Stored entries.
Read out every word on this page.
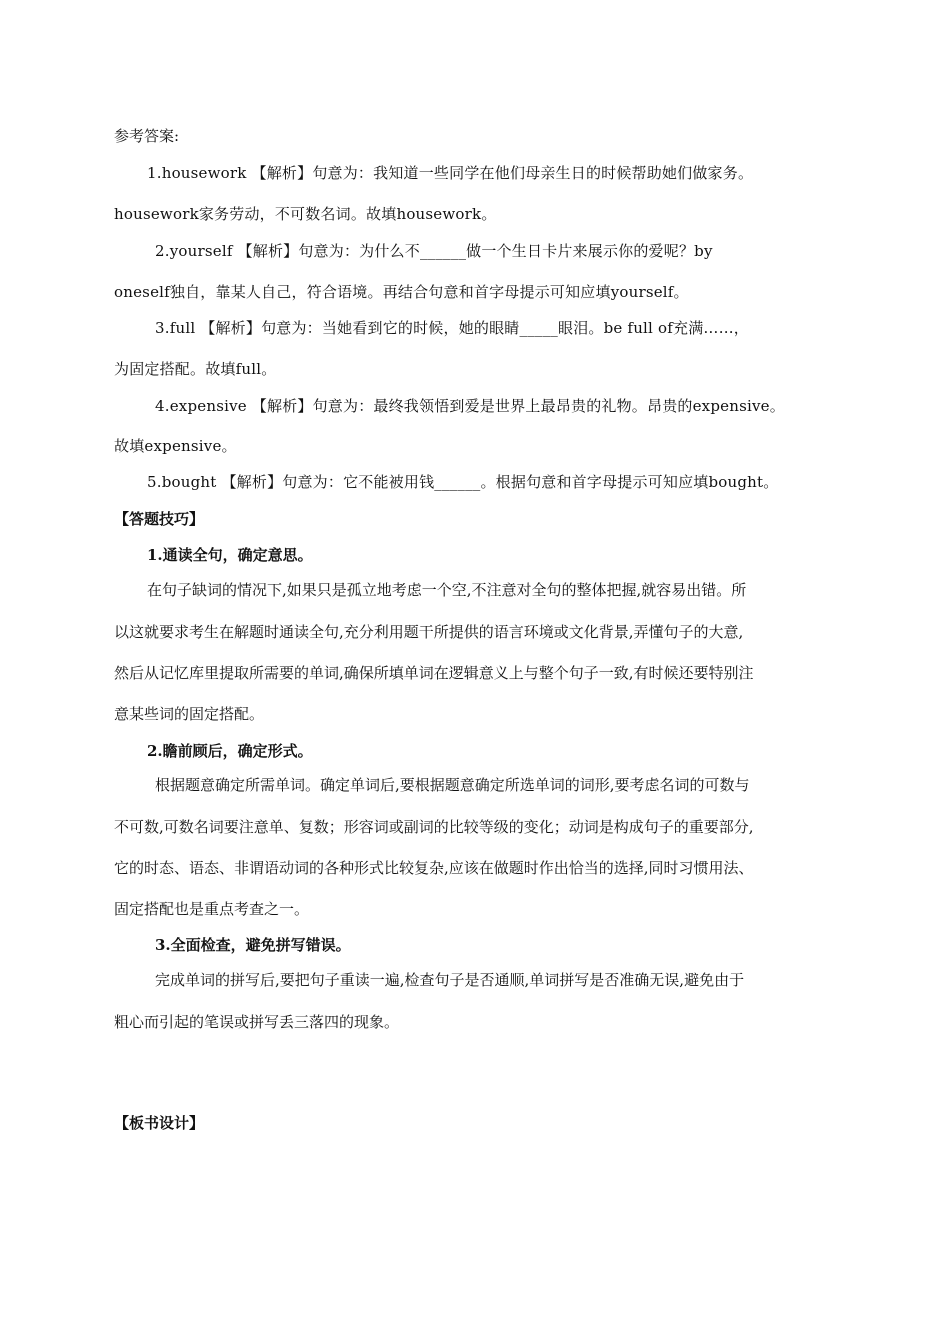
参考答案:
1.housework 【解析】句意为：我知道一些同学在他们母亲生日的时候帮助她们做家务。
housework家务劳动，不可数名词。故填housework。
2.yourself 【解析】句意为：为什么不______做一个生日卡片来展示你的爱呢？by
oneself独自，靠某人自己，符合语境。再结合句意和首字母提示可知应填yourself。
3.full 【解析】句意为：当她看到它的时候，她的眼睛_____眼泪。be full of充满……，
为固定搭配。故填full。
4.expensive 【解析】句意为：最终我领悟到爱是世界上最昂贵的礼物。昂贵的expensive。
故填expensive。
5.bought 【解析】句意为：它不能被用钱______。根据句意和首字母提示可知应填bought。
【答题技巧】
1.通读全句，确定意思。
在句子缺词的情况下,如果只是孤立地考虑一个空,不注意对全句的整体把握,就容易出错。所
以这就要求考生在解题时通读全句,充分利用题干所提供的语言环境或文化背景,弄懂句子的大意,
然后从记忆库里提取所需要的单词,确保所填单词在逻辑意义上与整个句子一致,有时候还要特别注
意某些词的固定搭配。
2.瞻前顾后，确定形式。
根据题意确定所需单词。确定单词后,要根据题意确定所选单词的词形,要考虑名词的可数与
不可数,可数名词要注意单、复数；形容词或副词的比较等级的变化；动词是构成句子的重要部分,
它的时态、语态、非谓语动词的各种形式比较复杂,应该在做题时作出恰当的选择,同时习惯用法、
固定搭配也是重点考查之一。
3.全面检查，避免拼写错误。
完成单词的拼写后,要把句子重读一遍,检查句子是否通顺,单词拼写是否准确无误,避免由于
粗心而引起的笔误或拼写丢三落四的现象。
【板书设计】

The request.
Copy every record above exactly, leaving out the pictures.

Written response.
Read out every word on this page.
参考答案:
1.housework 【解析】句意为：我知道一些同学在他们母亲生日的时候帮助她们做家务。
housework家务劳动，不可数名词。故填housework。
2.yourself 【解析】句意为：为什么不______做一个生日卡片来展示你的爱呢？by
oneself独自，靠某人自己，符合语境。再结合句意和首字母提示可知应填yourself。
3.full 【解析】句意为：当她看到它的时候，她的眼睛_____眼泪。be full of充满……，
为固定搭配。故填full。
4.expensive 【解析】句意为：最终我领悟到爱是世界上最昂贵的礼物。昂贵的expensive。
故填expensive。
5.bought 【解析】句意为：它不能被用钱______。根据句意和首字母提示可知应填bought。
【答题技巧】
1.通读全句，确定意思。
在句子缺词的情况下,如果只是孤立地考虑一个空,不注意对全句的整体把握,就容易出错。所
以这就要求考生在解题时通读全句,充分利用题干所提供的语言环境或文化背景,弄懂句子的大意,
然后从记忆库里提取所需要的单词,确保所填单词在逻辑意义上与整个句子一致,有时候还要特别注
意某些词的固定搭配。
2.瞻前顾后，确定形式。
根据题意确定所需单词。确定单词后,要根据题意确定所选单词的词形,要考虑名词的可数与
不可数,可数名词要注意单、复数；形容词或副词的比较等级的变化；动词是构成句子的重要部分,
它的时态、语态、非谓语动词的各种形式比较复杂,应该在做题时作出恰当的选择,同时习惯用法、
固定搭配也是重点考查之一。
3.全面检查，避免拼写错误。
完成单词的拼写后,要把句子重读一遍,检查句子是否通顺,单词拼写是否准确无误,避免由于
粗心而引起的笔误或拼写丢三落四的现象。
【板书设计】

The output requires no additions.